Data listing

┄┄┄┄┄┄┄┄┄┄

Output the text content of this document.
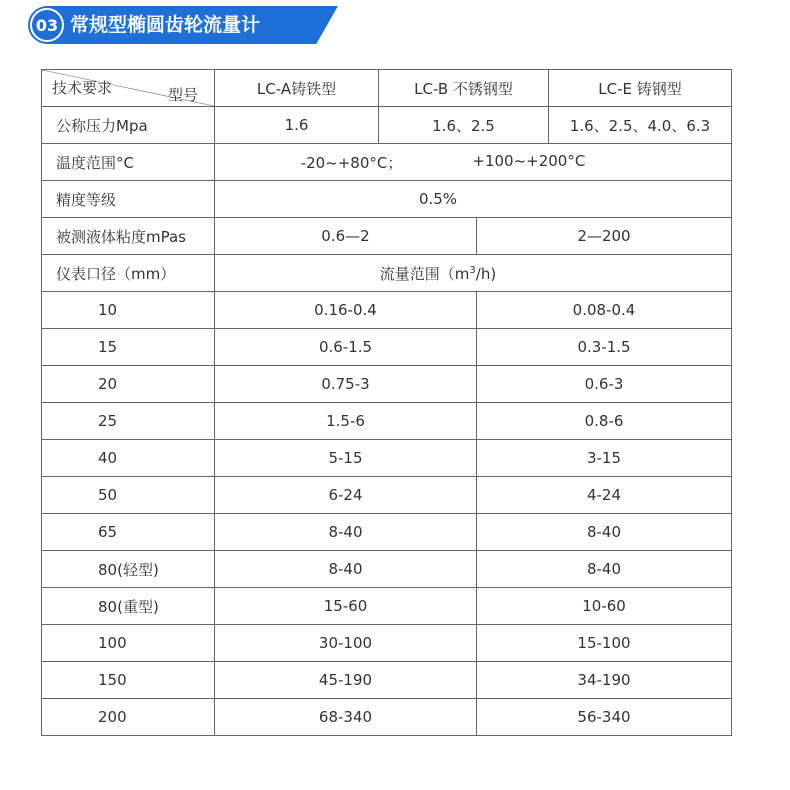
03 常规型椭圆齿轮流量计
型号
技术要求	LC-A铸铁型	LC-B 不锈钢型		LC-E 铸钢型
公称压力Mpa	1.6	1.6、2.5		1.6、2.5、4.0、6.3
温度范围°C	-20~+80°C； +100~+200°C			

精度等级	0.5%			
被测液体粘度mPas	0.6—2		2—200	
仪表口径（mm）	流量范围$(m^3/h)$			
10	0.16-0.4		0.08-0.4	
15	0.6-1.5		0.3-1.5	
20	0.75-3		0.6-3	
25	1.5-6		0.8-6	
40	5-15		3-15	
50	6-24		4-24	
65	8-40		8-40	
80(轻型)	8-40		8-40	
80(重型)	15-60		10-60	
100	30-100		15-100	
150	45-190		34-190	
200	68-340		56-340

┄┄┄┄┄┄┄┄┄┄

> _What you should do_: All preceding records should be duplicated verbatim, images excepted.

> _Expected output_:
Output the text content of this document.
03 常规型椭圆齿轮流量计
型号
技术要求	LC-A铸铁型	LC-B 不锈钢型		LC-E 铸钢型
公称压力Mpa	1.6	1.6、2.5		1.6、2.5、4.0、6.3
温度范围°C	-20~+80°C； +100~+200°C			

精度等级	0.5%			
被测液体粘度mPas	0.6—2		2—200	
仪表口径（mm）	流量范围$(m^3/h)$			
10	0.16-0.4		0.08-0.4	
15	0.6-1.5		0.3-1.5	
20	0.75-3		0.6-3	
25	1.5-6		0.8-6	
40	5-15		3-15	
50	6-24		4-24	
65	8-40		8-40	
80(轻型)	8-40		8-40	
80(重型)	15-60		10-60	
100	30-100		15-100	
150	45-190		34-190	
200	68-340		56-340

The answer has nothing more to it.